(Data tied to figure images)
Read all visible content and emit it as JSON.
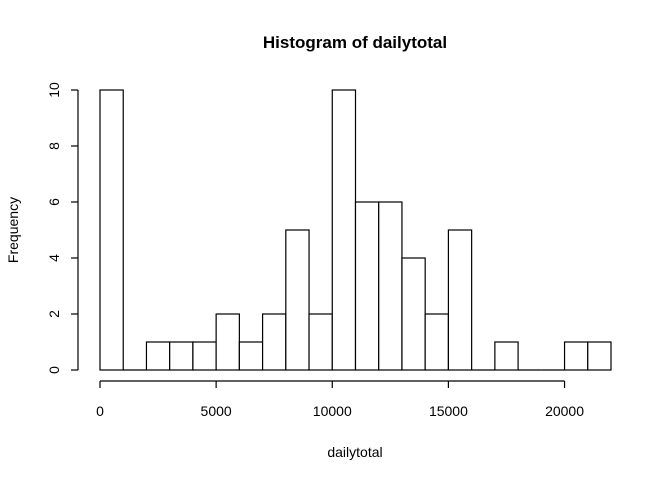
{
  "chart_data": {
    "type": "bar",
    "subtype": "histogram",
    "title": "Histogram of dailytotal",
    "xlabel": "dailytotal",
    "ylabel": "Frequency",
    "bin_width": 1000,
    "bins": [
      {
        "start": 0,
        "end": 1000,
        "count": 10
      },
      {
        "start": 1000,
        "end": 2000,
        "count": 0
      },
      {
        "start": 2000,
        "end": 3000,
        "count": 1
      },
      {
        "start": 3000,
        "end": 4000,
        "count": 1
      },
      {
        "start": 4000,
        "end": 5000,
        "count": 1
      },
      {
        "start": 5000,
        "end": 6000,
        "count": 2
      },
      {
        "start": 6000,
        "end": 7000,
        "count": 1
      },
      {
        "start": 7000,
        "end": 8000,
        "count": 2
      },
      {
        "start": 8000,
        "end": 9000,
        "count": 5
      },
      {
        "start": 9000,
        "end": 10000,
        "count": 2
      },
      {
        "start": 10000,
        "end": 11000,
        "count": 10
      },
      {
        "start": 11000,
        "end": 12000,
        "count": 6
      },
      {
        "start": 12000,
        "end": 13000,
        "count": 6
      },
      {
        "start": 13000,
        "end": 14000,
        "count": 4
      },
      {
        "start": 14000,
        "end": 15000,
        "count": 2
      },
      {
        "start": 15000,
        "end": 16000,
        "count": 5
      },
      {
        "start": 16000,
        "end": 17000,
        "count": 0
      },
      {
        "start": 17000,
        "end": 18000,
        "count": 1
      },
      {
        "start": 18000,
        "end": 19000,
        "count": 0
      },
      {
        "start": 19000,
        "end": 20000,
        "count": 0
      },
      {
        "start": 20000,
        "end": 21000,
        "count": 1
      },
      {
        "start": 21000,
        "end": 22000,
        "count": 1
      }
    ],
    "xlim": [
      0,
      22000
    ],
    "ylim": [
      0,
      10
    ],
    "x_ticks": [
      0,
      5000,
      10000,
      15000,
      20000
    ],
    "x_tick_labels": [
      "0",
      "5000",
      "10000",
      "15000",
      "20000"
    ],
    "y_ticks": [
      0,
      2,
      4,
      6,
      8,
      10
    ],
    "y_tick_labels": [
      "0",
      "2",
      "4",
      "6",
      "8",
      "10"
    ],
    "grid": false,
    "legend": "none"
  }
}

Stated exercise ▸ Reproduce each line of the entries in which the word "dailytotal" is found.

Solved problem ▸
    "title": "Histogram of dailytotal",
    "xlabel": "dailytotal",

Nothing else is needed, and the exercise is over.